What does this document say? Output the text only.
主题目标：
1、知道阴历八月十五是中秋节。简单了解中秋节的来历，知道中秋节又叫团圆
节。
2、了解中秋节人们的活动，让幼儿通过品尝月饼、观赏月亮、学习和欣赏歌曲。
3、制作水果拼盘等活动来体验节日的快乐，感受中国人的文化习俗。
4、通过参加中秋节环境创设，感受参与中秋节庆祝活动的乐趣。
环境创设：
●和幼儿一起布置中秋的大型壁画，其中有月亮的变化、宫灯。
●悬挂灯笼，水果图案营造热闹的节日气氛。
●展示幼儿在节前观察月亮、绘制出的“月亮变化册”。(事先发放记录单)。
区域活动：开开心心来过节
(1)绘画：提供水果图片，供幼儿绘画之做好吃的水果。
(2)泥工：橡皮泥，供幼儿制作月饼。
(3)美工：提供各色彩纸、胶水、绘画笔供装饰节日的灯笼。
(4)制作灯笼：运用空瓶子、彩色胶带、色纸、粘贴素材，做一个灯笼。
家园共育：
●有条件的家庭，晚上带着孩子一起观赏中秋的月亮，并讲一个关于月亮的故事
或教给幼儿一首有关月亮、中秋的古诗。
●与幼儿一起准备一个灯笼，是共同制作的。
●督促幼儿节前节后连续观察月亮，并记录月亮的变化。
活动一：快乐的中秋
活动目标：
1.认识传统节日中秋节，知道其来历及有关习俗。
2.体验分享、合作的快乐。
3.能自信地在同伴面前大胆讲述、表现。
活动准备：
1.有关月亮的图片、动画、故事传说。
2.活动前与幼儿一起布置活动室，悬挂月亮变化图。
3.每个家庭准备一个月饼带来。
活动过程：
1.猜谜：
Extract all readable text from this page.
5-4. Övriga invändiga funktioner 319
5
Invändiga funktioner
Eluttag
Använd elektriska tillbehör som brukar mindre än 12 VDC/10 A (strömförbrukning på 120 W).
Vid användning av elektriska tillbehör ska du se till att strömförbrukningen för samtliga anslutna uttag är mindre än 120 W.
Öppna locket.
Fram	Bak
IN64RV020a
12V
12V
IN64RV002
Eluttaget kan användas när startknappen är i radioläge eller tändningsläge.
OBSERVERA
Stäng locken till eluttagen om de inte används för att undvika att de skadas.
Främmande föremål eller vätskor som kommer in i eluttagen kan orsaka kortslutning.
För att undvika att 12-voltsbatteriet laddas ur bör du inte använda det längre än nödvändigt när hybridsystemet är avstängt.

----

Written instruction
Find the line that contains "Extract all readable text from this page.". Repeat it and every line after it, exactly as written, up to and including the last line of the records above.

Response
Extract all readable text from this page.
5-4. Övriga invändiga funktioner 319
5
Invändiga funktioner
Eluttag
Använd elektriska tillbehör som brukar mindre än 12 VDC/10 A (strömförbrukning på 120 W).
Vid användning av elektriska tillbehör ska du se till att strömförbrukningen för samtliga anslutna uttag är mindre än 120 W.
Öppna locket.
Fram	Bak
IN64RV020a
12V
12V
IN64RV002
Eluttaget kan användas när startknappen är i radioläge eller tändningsläge.
OBSERVERA
Stäng locken till eluttagen om de inte används för att undvika att de skadas.
Främmande föremål eller vätskor som kommer in i eluttagen kan orsaka kortslutning.
För att undvika att 12-voltsbatteriet laddas ur bör du inte använda det längre än nödvändigt när hybridsystemet är avstängt.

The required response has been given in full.